* [Set task]: Every line that includes the word "name" is to be listed.

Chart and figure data
+ + + +
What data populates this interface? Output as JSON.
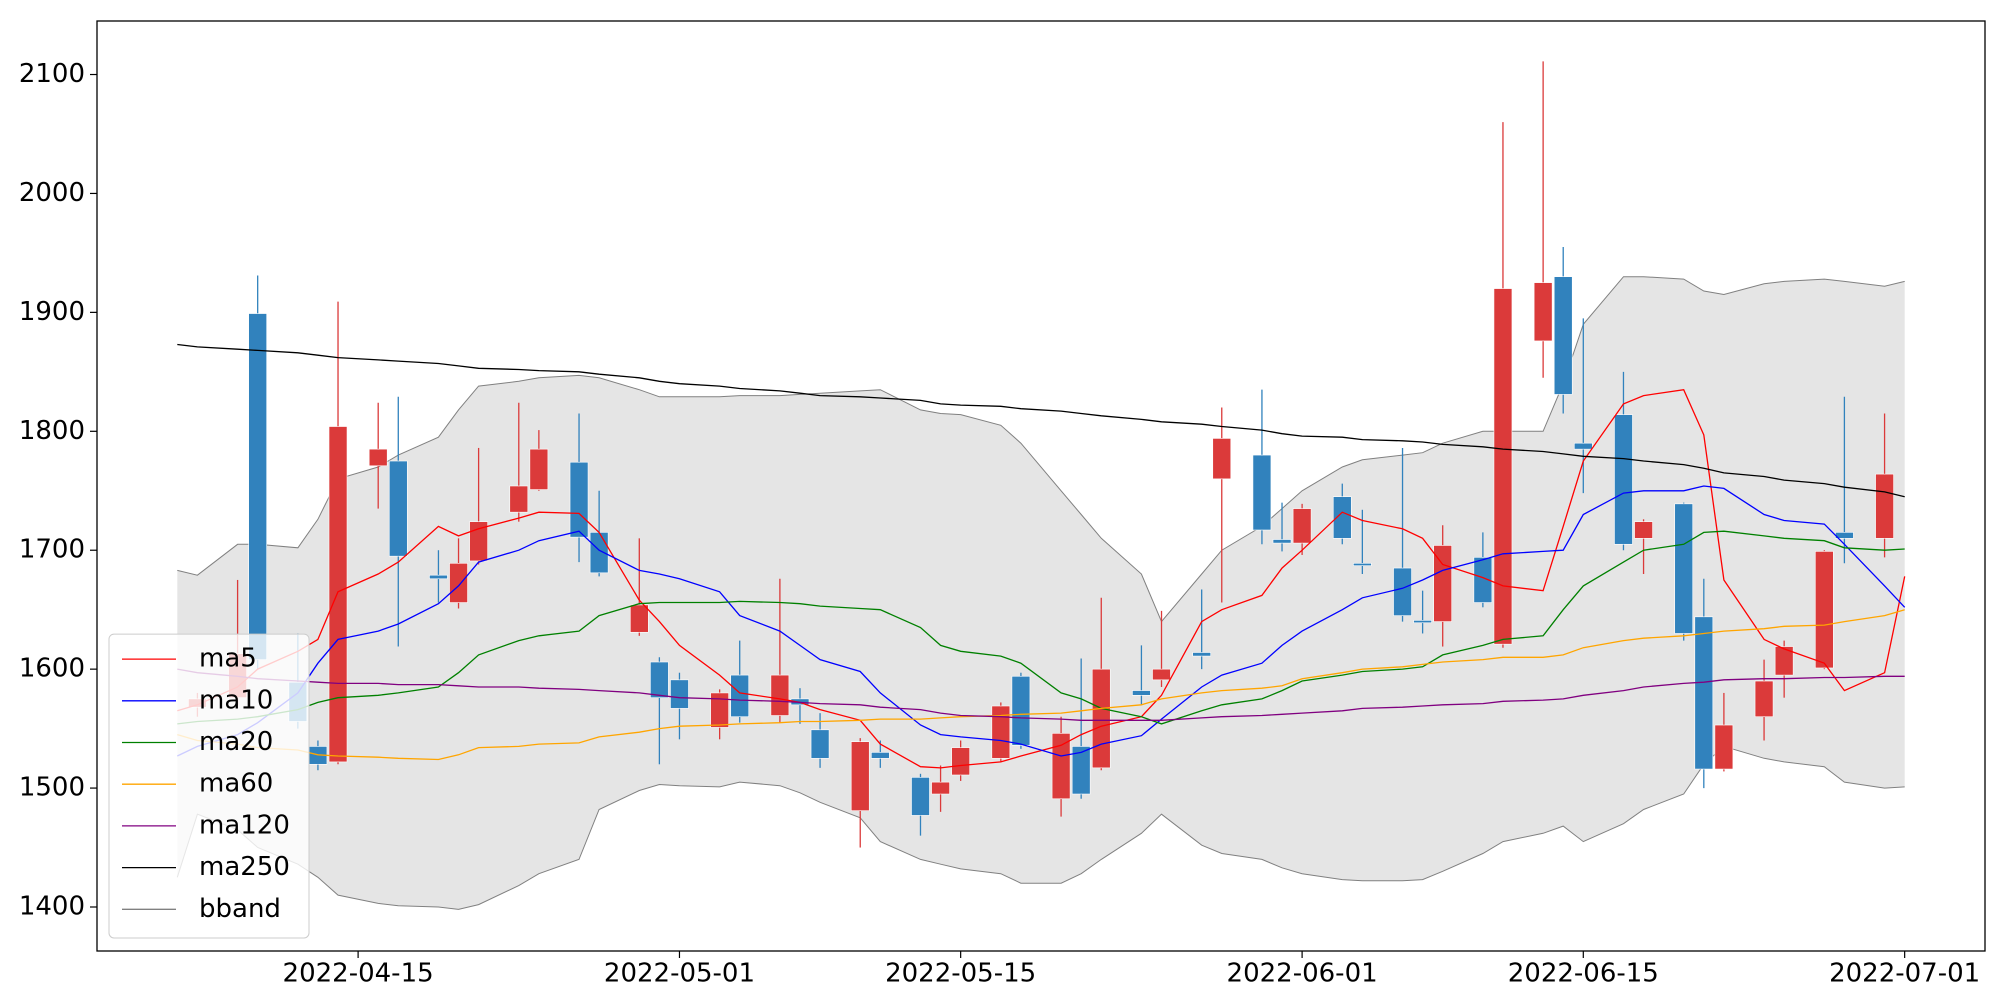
{
  "chart_data": {
    "type": "candlestick",
    "x": [
      "2022-04-06",
      "2022-04-07",
      "2022-04-09",
      "2022-04-10",
      "2022-04-12",
      "2022-04-13",
      "2022-04-14",
      "2022-04-16",
      "2022-04-17",
      "2022-04-19",
      "2022-04-20",
      "2022-04-21",
      "2022-04-23",
      "2022-04-24",
      "2022-04-26",
      "2022-04-27",
      "2022-04-29",
      "2022-04-30",
      "2022-05-01",
      "2022-05-03",
      "2022-05-04",
      "2022-05-06",
      "2022-05-07",
      "2022-05-08",
      "2022-05-10",
      "2022-05-11",
      "2022-05-13",
      "2022-05-14",
      "2022-05-15",
      "2022-05-17",
      "2022-05-18",
      "2022-05-20",
      "2022-05-21",
      "2022-05-22",
      "2022-05-24",
      "2022-05-25",
      "2022-05-27",
      "2022-05-28",
      "2022-05-30",
      "2022-05-31",
      "2022-06-01",
      "2022-06-03",
      "2022-06-04",
      "2022-06-06",
      "2022-06-07",
      "2022-06-08",
      "2022-06-10",
      "2022-06-11",
      "2022-06-13",
      "2022-06-14",
      "2022-06-15",
      "2022-06-17",
      "2022-06-18",
      "2022-06-20",
      "2022-06-21",
      "2022-06-22",
      "2022-06-24",
      "2022-06-25",
      "2022-06-27",
      "2022-06-28",
      "2022-06-30",
      "2022-07-01"
    ],
    "open": [
      null,
      1568,
      1576,
      1899,
      1589,
      1535,
      1522,
      1771,
      1775,
      1679,
      1656,
      1691,
      1732,
      1751,
      1774,
      1715,
      1631,
      1606,
      1591,
      1551,
      1595,
      1561,
      1575,
      1549,
      1481,
      1530,
      1509,
      1495,
      1511,
      1525,
      1594,
      1491,
      1535,
      1517,
      1582,
      1591,
      1614,
      1760,
      1780,
      1709,
      1706,
      1745,
      1689,
      1685,
      1641,
      1640,
      1694,
      1621,
      1876,
      1930,
      1790,
      1814,
      1710,
      1739,
      1644,
      1516,
      1560,
      1595,
      1601,
      1715,
      1710,
      null
    ],
    "high": [
      null,
      1580,
      1675,
      1931,
      1630,
      1540,
      1909,
      1824,
      1829,
      1700,
      1710,
      1786,
      1824,
      1801,
      1815,
      1750,
      1710,
      1610,
      1597,
      1583,
      1624,
      1676,
      1584,
      1563,
      1542,
      1540,
      1512,
      1519,
      1540,
      1572,
      1597,
      1560,
      1609,
      1660,
      1620,
      1649,
      1667,
      1820,
      1835,
      1740,
      1739,
      1756,
      1734,
      1786,
      1666,
      1721,
      1715,
      2060,
      2111,
      1955,
      1895,
      1850,
      1726,
      1740,
      1676,
      1580,
      1608,
      1624,
      1700,
      1829,
      1815,
      null
    ],
    "low": [
      null,
      1560,
      1570,
      1600,
      1550,
      1515,
      1520,
      1735,
      1619,
      1656,
      1651,
      1688,
      1724,
      1750,
      1690,
      1678,
      1628,
      1520,
      1541,
      1541,
      1555,
      1555,
      1554,
      1517,
      1450,
      1517,
      1460,
      1480,
      1506,
      1522,
      1533,
      1476,
      1491,
      1515,
      1570,
      1585,
      1600,
      1656,
      1705,
      1699,
      1696,
      1705,
      1680,
      1640,
      1630,
      1619,
      1652,
      1618,
      1845,
      1815,
      1748,
      1700,
      1680,
      1624,
      1500,
      1514,
      1540,
      1576,
      1600,
      1689,
      1694,
      null
    ],
    "close": [
      null,
      1575,
      1613,
      1608,
      1556,
      1520,
      1804,
      1785,
      1695,
      1676,
      1689,
      1724,
      1754,
      1785,
      1711,
      1681,
      1654,
      1576,
      1567,
      1580,
      1560,
      1595,
      1570,
      1525,
      1539,
      1525,
      1477,
      1505,
      1534,
      1569,
      1536,
      1546,
      1495,
      1600,
      1578,
      1600,
      1611,
      1794,
      1717,
      1706,
      1735,
      1710,
      1687,
      1645,
      1639,
      1704,
      1656,
      1920,
      1925,
      1831,
      1785,
      1705,
      1724,
      1630,
      1516,
      1553,
      1590,
      1619,
      1699,
      1710,
      1764,
      null
    ],
    "up_color": "#db3a3a",
    "down_color": "#3182bd",
    "series": [
      {
        "name": "ma5",
        "color": "red",
        "values": [
          1565,
          1570,
          1585,
          1600,
          1615,
          1625,
          1665,
          1680,
          1690,
          1720,
          1712,
          1718,
          1727,
          1732,
          1731,
          1715,
          1658,
          1640,
          1620,
          1595,
          1580,
          1575,
          1572,
          1566,
          1557,
          1537,
          1518,
          1517,
          1519,
          1522,
          1527,
          1536,
          1545,
          1552,
          1560,
          1578,
          1640,
          1650,
          1662,
          1685,
          1700,
          1732,
          1725,
          1718,
          1710,
          1688,
          1677,
          1670,
          1666,
          1720,
          1775,
          1823,
          1830,
          1835,
          1797,
          1675,
          1625,
          1617,
          1605,
          1582,
          1597,
          1678
        ]
      },
      {
        "name": "ma10",
        "color": "blue",
        "values": [
          1527,
          1535,
          1545,
          1555,
          1580,
          1605,
          1625,
          1632,
          1638,
          1655,
          1670,
          1690,
          1700,
          1708,
          1716,
          1700,
          1683,
          1680,
          1676,
          1665,
          1645,
          1632,
          1620,
          1608,
          1598,
          1580,
          1553,
          1545,
          1543,
          1540,
          1537,
          1527,
          1530,
          1537,
          1544,
          1558,
          1585,
          1595,
          1605,
          1620,
          1632,
          1650,
          1660,
          1668,
          1675,
          1683,
          1692,
          1697,
          1699,
          1700,
          1730,
          1748,
          1750,
          1750,
          1754,
          1752,
          1730,
          1725,
          1722,
          1705,
          1670,
          1652
        ]
      },
      {
        "name": "ma20",
        "color": "green",
        "values": [
          1554,
          1556,
          1558,
          1560,
          1566,
          1572,
          1576,
          1578,
          1580,
          1585,
          1597,
          1612,
          1624,
          1628,
          1632,
          1645,
          1655,
          1656,
          1656,
          1656,
          1657,
          1656,
          1655,
          1653,
          1651,
          1650,
          1635,
          1620,
          1615,
          1611,
          1605,
          1580,
          1575,
          1567,
          1560,
          1554,
          1565,
          1570,
          1575,
          1582,
          1590,
          1595,
          1598,
          1600,
          1602,
          1612,
          1620,
          1625,
          1628,
          1650,
          1670,
          1690,
          1700,
          1705,
          1715,
          1716,
          1712,
          1710,
          1708,
          1702,
          1700,
          1701
        ]
      },
      {
        "name": "ma60",
        "color": "orange",
        "values": [
          1545,
          1540,
          1537,
          1534,
          1532,
          1528,
          1527,
          1526,
          1525,
          1524,
          1528,
          1534,
          1535,
          1537,
          1538,
          1543,
          1547,
          1550,
          1552,
          1553,
          1554,
          1555,
          1556,
          1556,
          1557,
          1558,
          1558,
          1559,
          1560,
          1561,
          1562,
          1563,
          1565,
          1567,
          1570,
          1575,
          1580,
          1582,
          1584,
          1586,
          1592,
          1597,
          1600,
          1602,
          1604,
          1606,
          1608,
          1610,
          1610,
          1612,
          1618,
          1624,
          1626,
          1628,
          1630,
          1632,
          1634,
          1636,
          1637,
          1640,
          1645,
          1650
        ]
      },
      {
        "name": "ma120",
        "color": "purple",
        "values": [
          1600,
          1597,
          1594,
          1592,
          1590,
          1589,
          1588,
          1588,
          1587,
          1587,
          1586,
          1585,
          1585,
          1584,
          1583,
          1582,
          1580,
          1578,
          1576,
          1575,
          1574,
          1573,
          1572,
          1571,
          1570,
          1568,
          1566,
          1563,
          1561,
          1560,
          1559,
          1558,
          1557,
          1557,
          1557,
          1557,
          1559,
          1560,
          1561,
          1562,
          1563,
          1565,
          1567,
          1568,
          1569,
          1570,
          1571,
          1573,
          1574,
          1575,
          1578,
          1582,
          1585,
          1588,
          1589,
          1591,
          1592,
          1592,
          1593,
          1593,
          1594,
          1594
        ]
      },
      {
        "name": "ma250",
        "color": "black",
        "values": [
          1873,
          1871,
          1869,
          1868,
          1866,
          1864,
          1862,
          1860,
          1859,
          1857,
          1855,
          1853,
          1852,
          1851,
          1850,
          1848,
          1845,
          1842,
          1840,
          1838,
          1836,
          1834,
          1832,
          1830,
          1829,
          1828,
          1826,
          1823,
          1822,
          1821,
          1819,
          1817,
          1815,
          1813,
          1810,
          1808,
          1806,
          1804,
          1801,
          1798,
          1796,
          1795,
          1793,
          1792,
          1791,
          1789,
          1787,
          1785,
          1783,
          1781,
          1779,
          1777,
          1775,
          1772,
          1769,
          1765,
          1762,
          1759,
          1756,
          1753,
          1749,
          1745
        ]
      }
    ],
    "bband": {
      "name": "bband",
      "color": "gray",
      "fill": "#e5e5e5",
      "upper": [
        1683,
        1679,
        1705,
        1705,
        1702,
        1726,
        1760,
        1770,
        1780,
        1795,
        1818,
        1838,
        1842,
        1845,
        1847,
        1845,
        1835,
        1829,
        1829,
        1829,
        1830,
        1830,
        1831,
        1832,
        1834,
        1835,
        1818,
        1815,
        1814,
        1805,
        1790,
        1750,
        1730,
        1710,
        1680,
        1640,
        1680,
        1700,
        1720,
        1735,
        1750,
        1770,
        1776,
        1780,
        1782,
        1790,
        1800,
        1800,
        1800,
        1840,
        1890,
        1930,
        1930,
        1928,
        1918,
        1915,
        1924,
        1926,
        1928,
        1926,
        1922,
        1926
      ],
      "lower": [
        1425,
        1478,
        1465,
        1450,
        1436,
        1425,
        1410,
        1403,
        1401,
        1400,
        1398,
        1402,
        1418,
        1428,
        1440,
        1482,
        1498,
        1503,
        1502,
        1501,
        1505,
        1502,
        1496,
        1488,
        1475,
        1455,
        1440,
        1436,
        1432,
        1428,
        1420,
        1420,
        1428,
        1440,
        1462,
        1478,
        1452,
        1445,
        1440,
        1433,
        1428,
        1423,
        1422,
        1422,
        1423,
        1430,
        1445,
        1455,
        1462,
        1468,
        1455,
        1470,
        1482,
        1495,
        1520,
        1535,
        1525,
        1522,
        1518,
        1505,
        1500,
        1501
      ]
    },
    "xlim": [
      "2022-04-02",
      "2022-07-05"
    ],
    "xticks": [
      "2022-04-15",
      "2022-05-01",
      "2022-05-15",
      "2022-06-01",
      "2022-06-15",
      "2022-07-01"
    ],
    "ylim": [
      1363,
      2145
    ],
    "yticks": [
      1400,
      1500,
      1600,
      1700,
      1800,
      1900,
      2000,
      2100
    ],
    "legend": "lower left"
  }
}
+ + + +
* [In response]:
        "name": "ma5",
        "name": "ma10",
        "name": "ma20",
        "name": "ma60",
        "name": "ma120",
        "name": "ma250",
      "name": "bband",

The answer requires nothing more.